- **What is required**
From the entries below, copy every line that holds the word "Remove".
# start of Excerpted data
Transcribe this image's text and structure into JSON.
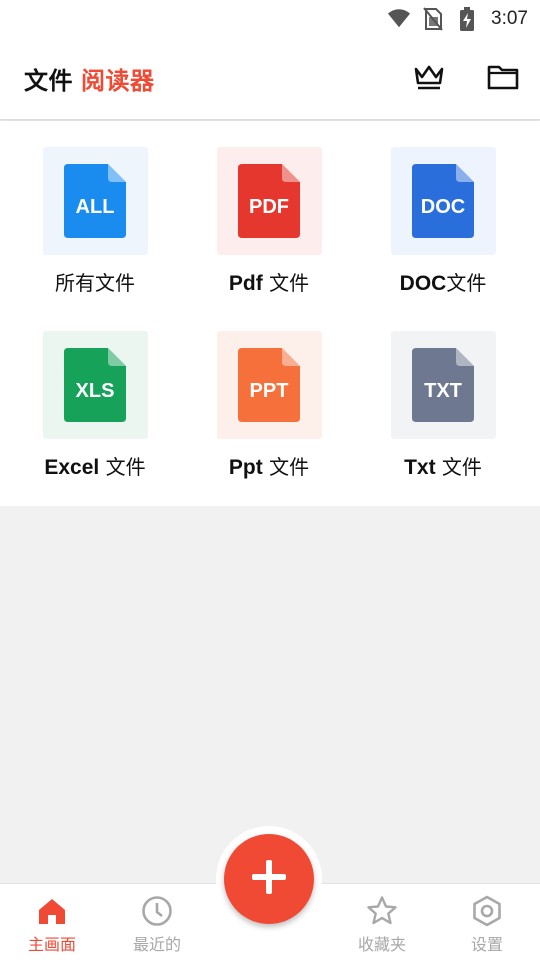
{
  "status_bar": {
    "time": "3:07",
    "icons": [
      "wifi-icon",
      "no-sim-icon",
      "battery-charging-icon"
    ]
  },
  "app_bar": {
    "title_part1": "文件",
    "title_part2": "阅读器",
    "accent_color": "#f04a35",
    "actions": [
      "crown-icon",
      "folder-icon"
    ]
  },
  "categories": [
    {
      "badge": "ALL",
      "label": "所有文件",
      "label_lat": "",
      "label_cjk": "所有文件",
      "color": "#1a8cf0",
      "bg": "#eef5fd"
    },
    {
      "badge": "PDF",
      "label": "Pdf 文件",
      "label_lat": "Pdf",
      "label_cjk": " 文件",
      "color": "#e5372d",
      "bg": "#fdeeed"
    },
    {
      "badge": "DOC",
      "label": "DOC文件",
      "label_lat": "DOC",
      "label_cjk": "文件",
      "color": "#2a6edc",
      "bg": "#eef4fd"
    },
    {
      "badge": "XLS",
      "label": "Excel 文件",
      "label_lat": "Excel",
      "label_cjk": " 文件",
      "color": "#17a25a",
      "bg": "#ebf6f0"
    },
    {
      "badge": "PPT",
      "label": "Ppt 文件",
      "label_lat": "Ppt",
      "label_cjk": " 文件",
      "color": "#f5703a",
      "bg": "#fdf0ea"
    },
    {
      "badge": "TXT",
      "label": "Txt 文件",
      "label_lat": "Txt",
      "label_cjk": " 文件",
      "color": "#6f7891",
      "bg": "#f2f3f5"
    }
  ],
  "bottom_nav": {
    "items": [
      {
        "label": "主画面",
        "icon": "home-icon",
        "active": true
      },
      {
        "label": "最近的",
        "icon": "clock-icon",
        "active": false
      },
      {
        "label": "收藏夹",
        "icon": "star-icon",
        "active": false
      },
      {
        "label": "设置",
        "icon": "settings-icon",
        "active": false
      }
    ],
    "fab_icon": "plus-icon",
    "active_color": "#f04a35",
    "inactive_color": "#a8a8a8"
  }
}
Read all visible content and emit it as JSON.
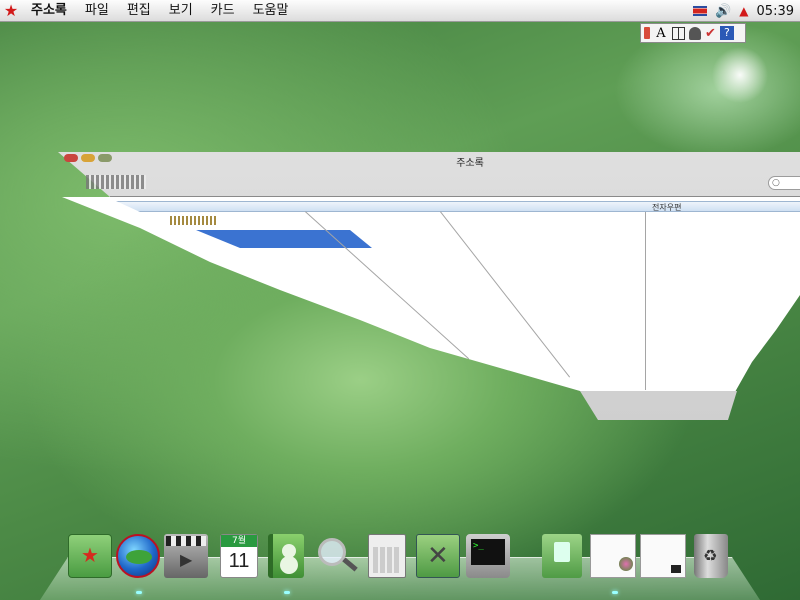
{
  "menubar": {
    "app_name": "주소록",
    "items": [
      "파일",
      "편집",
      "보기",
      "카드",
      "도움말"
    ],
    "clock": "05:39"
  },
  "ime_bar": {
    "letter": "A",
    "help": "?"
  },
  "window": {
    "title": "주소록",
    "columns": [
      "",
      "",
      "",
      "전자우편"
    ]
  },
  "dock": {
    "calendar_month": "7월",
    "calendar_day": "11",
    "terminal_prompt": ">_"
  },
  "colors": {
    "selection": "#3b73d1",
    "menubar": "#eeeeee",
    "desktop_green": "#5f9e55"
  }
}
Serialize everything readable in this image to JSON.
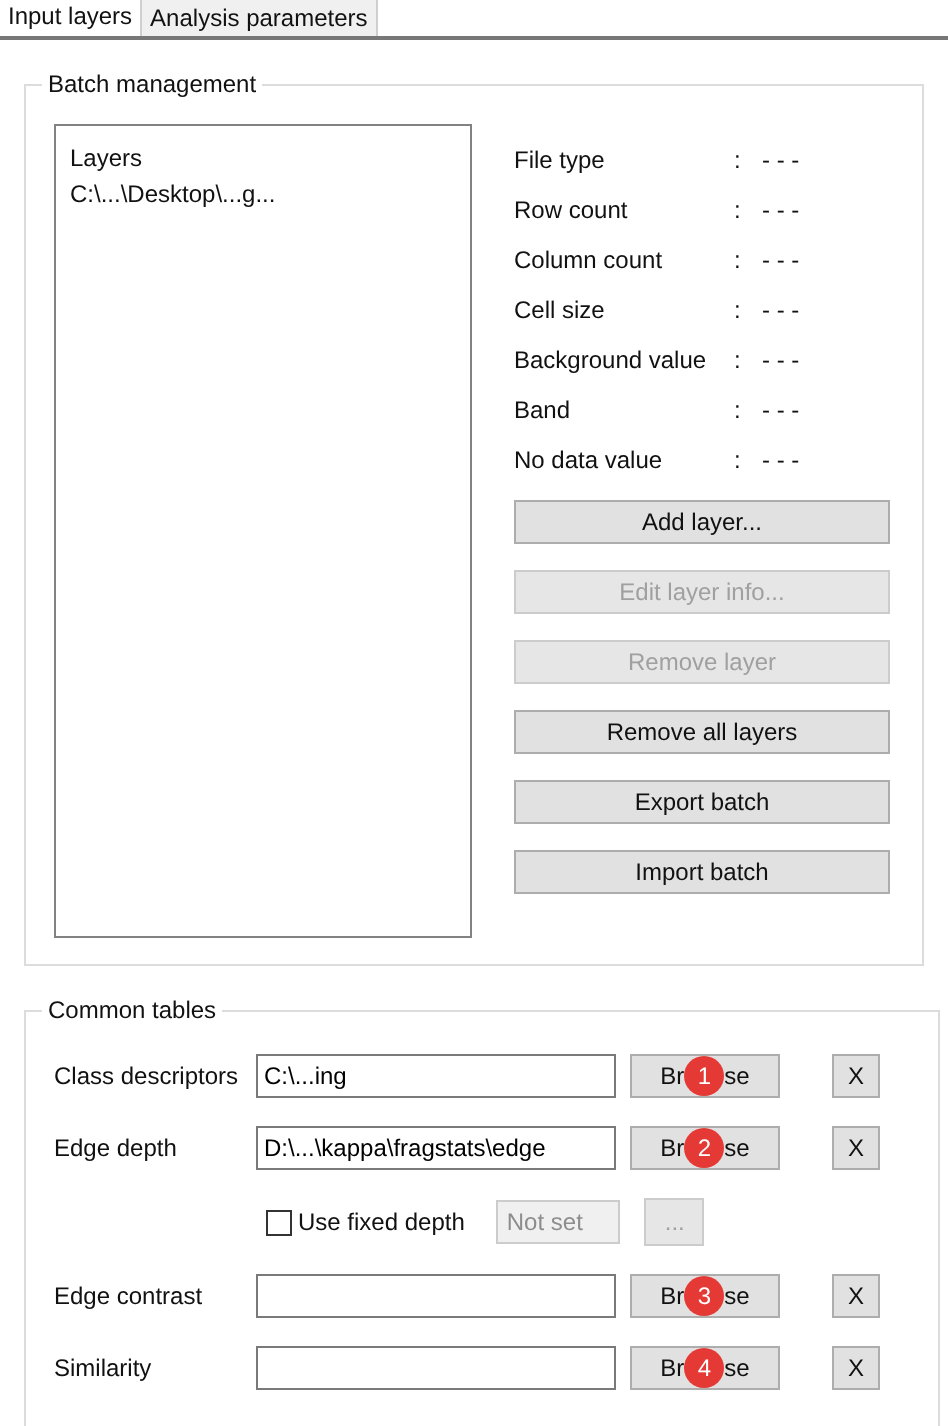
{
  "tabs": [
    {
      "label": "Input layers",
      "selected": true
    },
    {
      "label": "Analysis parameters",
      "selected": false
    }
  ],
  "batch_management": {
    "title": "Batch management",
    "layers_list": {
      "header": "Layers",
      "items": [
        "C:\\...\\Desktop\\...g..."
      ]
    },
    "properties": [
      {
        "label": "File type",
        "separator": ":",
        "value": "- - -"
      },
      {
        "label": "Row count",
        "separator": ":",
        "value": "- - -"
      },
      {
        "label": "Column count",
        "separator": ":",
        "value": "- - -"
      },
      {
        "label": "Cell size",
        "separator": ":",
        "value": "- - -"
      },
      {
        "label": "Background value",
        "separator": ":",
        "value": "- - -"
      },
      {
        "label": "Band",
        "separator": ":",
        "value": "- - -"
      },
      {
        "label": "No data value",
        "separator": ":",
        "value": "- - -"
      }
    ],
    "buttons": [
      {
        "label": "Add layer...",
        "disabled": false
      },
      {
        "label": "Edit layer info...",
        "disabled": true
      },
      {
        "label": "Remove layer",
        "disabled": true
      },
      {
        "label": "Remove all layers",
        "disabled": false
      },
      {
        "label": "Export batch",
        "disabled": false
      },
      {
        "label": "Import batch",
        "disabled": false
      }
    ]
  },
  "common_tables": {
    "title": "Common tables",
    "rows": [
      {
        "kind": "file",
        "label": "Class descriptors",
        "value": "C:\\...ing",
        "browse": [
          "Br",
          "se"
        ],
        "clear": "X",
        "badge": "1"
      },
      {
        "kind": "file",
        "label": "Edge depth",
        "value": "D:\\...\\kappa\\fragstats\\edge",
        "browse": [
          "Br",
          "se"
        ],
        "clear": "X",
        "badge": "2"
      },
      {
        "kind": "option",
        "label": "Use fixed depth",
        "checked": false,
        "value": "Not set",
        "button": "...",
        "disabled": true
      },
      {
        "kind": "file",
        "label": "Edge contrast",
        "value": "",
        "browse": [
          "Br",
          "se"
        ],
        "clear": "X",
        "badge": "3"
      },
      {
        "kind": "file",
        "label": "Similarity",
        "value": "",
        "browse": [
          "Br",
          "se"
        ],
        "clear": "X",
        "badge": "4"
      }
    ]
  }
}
# end of Excerpted data
# start of Excerpted data
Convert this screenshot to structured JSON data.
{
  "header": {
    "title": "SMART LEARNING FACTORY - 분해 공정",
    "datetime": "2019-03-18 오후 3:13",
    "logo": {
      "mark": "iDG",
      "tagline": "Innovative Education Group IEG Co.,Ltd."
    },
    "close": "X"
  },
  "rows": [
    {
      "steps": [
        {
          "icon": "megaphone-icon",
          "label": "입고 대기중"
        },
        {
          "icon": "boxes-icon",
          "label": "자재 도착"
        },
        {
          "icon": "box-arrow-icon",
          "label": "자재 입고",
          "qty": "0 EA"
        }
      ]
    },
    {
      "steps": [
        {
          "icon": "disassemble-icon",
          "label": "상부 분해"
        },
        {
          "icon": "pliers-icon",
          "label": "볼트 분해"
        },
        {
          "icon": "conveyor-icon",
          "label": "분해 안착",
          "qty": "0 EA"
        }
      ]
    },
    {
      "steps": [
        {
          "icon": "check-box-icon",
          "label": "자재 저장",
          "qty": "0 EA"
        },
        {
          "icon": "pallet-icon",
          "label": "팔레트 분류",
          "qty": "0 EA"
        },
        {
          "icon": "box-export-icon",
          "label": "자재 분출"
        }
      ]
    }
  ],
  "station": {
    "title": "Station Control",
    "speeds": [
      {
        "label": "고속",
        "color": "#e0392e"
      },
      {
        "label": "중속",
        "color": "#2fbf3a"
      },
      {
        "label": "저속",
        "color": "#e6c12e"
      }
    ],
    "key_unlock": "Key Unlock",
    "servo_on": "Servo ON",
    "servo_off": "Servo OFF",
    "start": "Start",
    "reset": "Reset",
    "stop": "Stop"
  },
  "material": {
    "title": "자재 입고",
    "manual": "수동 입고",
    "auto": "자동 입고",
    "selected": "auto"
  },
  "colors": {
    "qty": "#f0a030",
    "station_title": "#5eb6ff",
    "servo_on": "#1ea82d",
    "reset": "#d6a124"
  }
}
# end of Excerpted data
- **Response to the exercise**
        "label": "Remove layer",
        "label": "Remove all layers",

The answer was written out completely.